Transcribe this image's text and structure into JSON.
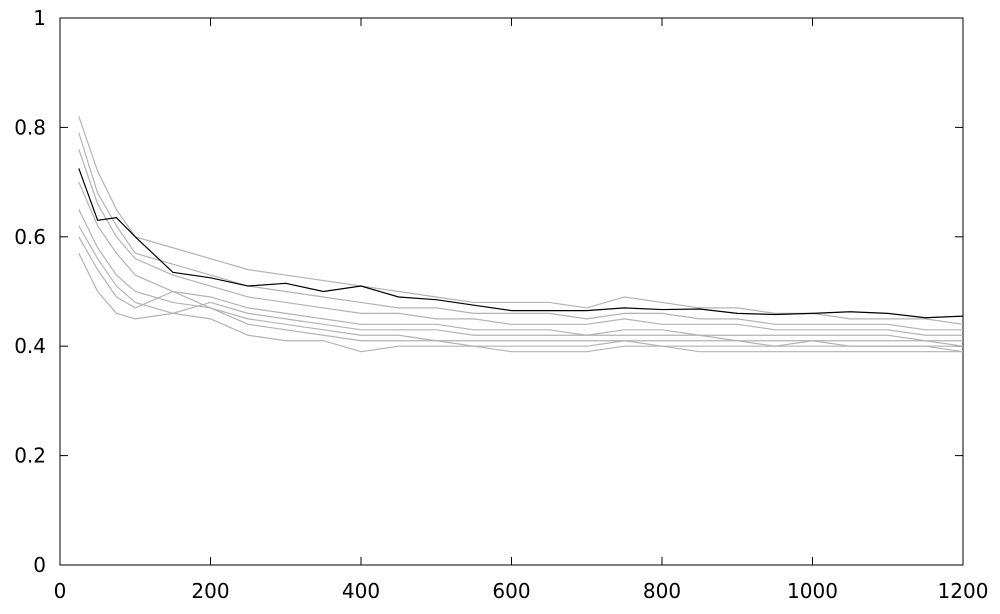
{
  "chart_data": {
    "type": "line",
    "x": [
      25,
      50,
      75,
      100,
      150,
      200,
      250,
      300,
      350,
      400,
      450,
      500,
      550,
      600,
      650,
      700,
      750,
      800,
      850,
      900,
      950,
      1000,
      1050,
      1100,
      1150,
      1200
    ],
    "series": [
      {
        "color": "#b3b3b3",
        "values": [
          0.57,
          0.5,
          0.46,
          0.45,
          0.46,
          0.45,
          0.42,
          0.41,
          0.41,
          0.39,
          0.4,
          0.4,
          0.4,
          0.39,
          0.39,
          0.39,
          0.4,
          0.4,
          0.39,
          0.39,
          0.39,
          0.39,
          0.39,
          0.39,
          0.39,
          0.39
        ]
      },
      {
        "color": "#b3b3b3",
        "values": [
          0.82,
          0.72,
          0.65,
          0.6,
          0.58,
          0.56,
          0.54,
          0.53,
          0.52,
          0.51,
          0.5,
          0.49,
          0.48,
          0.48,
          0.48,
          0.47,
          0.49,
          0.48,
          0.47,
          0.47,
          0.46,
          0.46,
          0.45,
          0.45,
          0.45,
          0.44
        ]
      },
      {
        "color": "#b3b3b3",
        "values": [
          0.7,
          0.62,
          0.57,
          0.53,
          0.5,
          0.49,
          0.47,
          0.46,
          0.45,
          0.44,
          0.44,
          0.44,
          0.43,
          0.43,
          0.43,
          0.42,
          0.43,
          0.43,
          0.42,
          0.42,
          0.42,
          0.42,
          0.42,
          0.42,
          0.41,
          0.41
        ]
      },
      {
        "color": "#b3b3b3",
        "values": [
          0.65,
          0.58,
          0.53,
          0.5,
          0.48,
          0.47,
          0.45,
          0.44,
          0.43,
          0.42,
          0.42,
          0.41,
          0.41,
          0.41,
          0.41,
          0.41,
          0.41,
          0.41,
          0.41,
          0.41,
          0.4,
          0.41,
          0.4,
          0.4,
          0.4,
          0.4
        ]
      },
      {
        "color": "#b3b3b3",
        "values": [
          0.76,
          0.66,
          0.6,
          0.56,
          0.53,
          0.51,
          0.49,
          0.48,
          0.47,
          0.46,
          0.46,
          0.45,
          0.45,
          0.44,
          0.44,
          0.44,
          0.45,
          0.44,
          0.44,
          0.44,
          0.43,
          0.43,
          0.43,
          0.43,
          0.42,
          0.42
        ]
      },
      {
        "color": "#b3b3b3",
        "values": [
          0.62,
          0.56,
          0.51,
          0.48,
          0.46,
          0.48,
          0.46,
          0.45,
          0.44,
          0.43,
          0.43,
          0.43,
          0.42,
          0.42,
          0.42,
          0.42,
          0.42,
          0.42,
          0.42,
          0.41,
          0.41,
          0.41,
          0.41,
          0.41,
          0.41,
          0.4
        ]
      },
      {
        "color": "#b3b3b3",
        "values": [
          0.79,
          0.68,
          0.62,
          0.57,
          0.55,
          0.53,
          0.51,
          0.5,
          0.49,
          0.48,
          0.47,
          0.47,
          0.46,
          0.46,
          0.46,
          0.45,
          0.46,
          0.46,
          0.45,
          0.45,
          0.44,
          0.44,
          0.44,
          0.44,
          0.43,
          0.43
        ]
      },
      {
        "color": "#b3b3b3",
        "values": [
          0.6,
          0.54,
          0.49,
          0.47,
          0.5,
          0.47,
          0.44,
          0.43,
          0.42,
          0.41,
          0.41,
          0.41,
          0.4,
          0.4,
          0.4,
          0.4,
          0.41,
          0.4,
          0.4,
          0.4,
          0.4,
          0.4,
          0.4,
          0.4,
          0.4,
          0.39
        ]
      },
      {
        "color": "#000000",
        "values": [
          0.725,
          0.63,
          0.635,
          0.6,
          0.535,
          0.525,
          0.51,
          0.515,
          0.5,
          0.51,
          0.49,
          0.485,
          0.475,
          0.465,
          0.465,
          0.465,
          0.47,
          0.467,
          0.468,
          0.46,
          0.458,
          0.46,
          0.463,
          0.46,
          0.452,
          0.455
        ]
      }
    ],
    "xlim": [
      0,
      1200
    ],
    "xticks": [
      0,
      200,
      400,
      600,
      800,
      1000,
      1200
    ],
    "ylim": [
      0,
      1
    ],
    "yticks": [
      0,
      0.2,
      0.4,
      0.6,
      0.8,
      1
    ]
  }
}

┄┄┄┄┄┄

* _DIRECTIONS FOR THIS TASK_:
Repeat the records above exactly, omitting every picture.

* _SOLUTION FOR THIS TASK_:
Transcribe this image's text and structure into JSON.
{
  "chart_data": {
    "type": "line",
    "x": [
      25,
      50,
      75,
      100,
      150,
      200,
      250,
      300,
      350,
      400,
      450,
      500,
      550,
      600,
      650,
      700,
      750,
      800,
      850,
      900,
      950,
      1000,
      1050,
      1100,
      1150,
      1200
    ],
    "series": [
      {
        "color": "#b3b3b3",
        "values": [
          0.57,
          0.5,
          0.46,
          0.45,
          0.46,
          0.45,
          0.42,
          0.41,
          0.41,
          0.39,
          0.4,
          0.4,
          0.4,
          0.39,
          0.39,
          0.39,
          0.4,
          0.4,
          0.39,
          0.39,
          0.39,
          0.39,
          0.39,
          0.39,
          0.39,
          0.39
        ]
      },
      {
        "color": "#b3b3b3",
        "values": [
          0.82,
          0.72,
          0.65,
          0.6,
          0.58,
          0.56,
          0.54,
          0.53,
          0.52,
          0.51,
          0.5,
          0.49,
          0.48,
          0.48,
          0.48,
          0.47,
          0.49,
          0.48,
          0.47,
          0.47,
          0.46,
          0.46,
          0.45,
          0.45,
          0.45,
          0.44
        ]
      },
      {
        "color": "#b3b3b3",
        "values": [
          0.7,
          0.62,
          0.57,
          0.53,
          0.5,
          0.49,
          0.47,
          0.46,
          0.45,
          0.44,
          0.44,
          0.44,
          0.43,
          0.43,
          0.43,
          0.42,
          0.43,
          0.43,
          0.42,
          0.42,
          0.42,
          0.42,
          0.42,
          0.42,
          0.41,
          0.41
        ]
      },
      {
        "color": "#b3b3b3",
        "values": [
          0.65,
          0.58,
          0.53,
          0.5,
          0.48,
          0.47,
          0.45,
          0.44,
          0.43,
          0.42,
          0.42,
          0.41,
          0.41,
          0.41,
          0.41,
          0.41,
          0.41,
          0.41,
          0.41,
          0.41,
          0.4,
          0.41,
          0.4,
          0.4,
          0.4,
          0.4
        ]
      },
      {
        "color": "#b3b3b3",
        "values": [
          0.76,
          0.66,
          0.6,
          0.56,
          0.53,
          0.51,
          0.49,
          0.48,
          0.47,
          0.46,
          0.46,
          0.45,
          0.45,
          0.44,
          0.44,
          0.44,
          0.45,
          0.44,
          0.44,
          0.44,
          0.43,
          0.43,
          0.43,
          0.43,
          0.42,
          0.42
        ]
      },
      {
        "color": "#b3b3b3",
        "values": [
          0.62,
          0.56,
          0.51,
          0.48,
          0.46,
          0.48,
          0.46,
          0.45,
          0.44,
          0.43,
          0.43,
          0.43,
          0.42,
          0.42,
          0.42,
          0.42,
          0.42,
          0.42,
          0.42,
          0.41,
          0.41,
          0.41,
          0.41,
          0.41,
          0.41,
          0.4
        ]
      },
      {
        "color": "#b3b3b3",
        "values": [
          0.79,
          0.68,
          0.62,
          0.57,
          0.55,
          0.53,
          0.51,
          0.5,
          0.49,
          0.48,
          0.47,
          0.47,
          0.46,
          0.46,
          0.46,
          0.45,
          0.46,
          0.46,
          0.45,
          0.45,
          0.44,
          0.44,
          0.44,
          0.44,
          0.43,
          0.43
        ]
      },
      {
        "color": "#b3b3b3",
        "values": [
          0.6,
          0.54,
          0.49,
          0.47,
          0.5,
          0.47,
          0.44,
          0.43,
          0.42,
          0.41,
          0.41,
          0.41,
          0.4,
          0.4,
          0.4,
          0.4,
          0.41,
          0.4,
          0.4,
          0.4,
          0.4,
          0.4,
          0.4,
          0.4,
          0.4,
          0.39
        ]
      },
      {
        "color": "#000000",
        "values": [
          0.725,
          0.63,
          0.635,
          0.6,
          0.535,
          0.525,
          0.51,
          0.515,
          0.5,
          0.51,
          0.49,
          0.485,
          0.475,
          0.465,
          0.465,
          0.465,
          0.47,
          0.467,
          0.468,
          0.46,
          0.458,
          0.46,
          0.463,
          0.46,
          0.452,
          0.455
        ]
      }
    ],
    "xlim": [
      0,
      1200
    ],
    "xticks": [
      0,
      200,
      400,
      600,
      800,
      1000,
      1200
    ],
    "ylim": [
      0,
      1
    ],
    "yticks": [
      0,
      0.2,
      0.4,
      0.6,
      0.8,
      1
    ]
  }
}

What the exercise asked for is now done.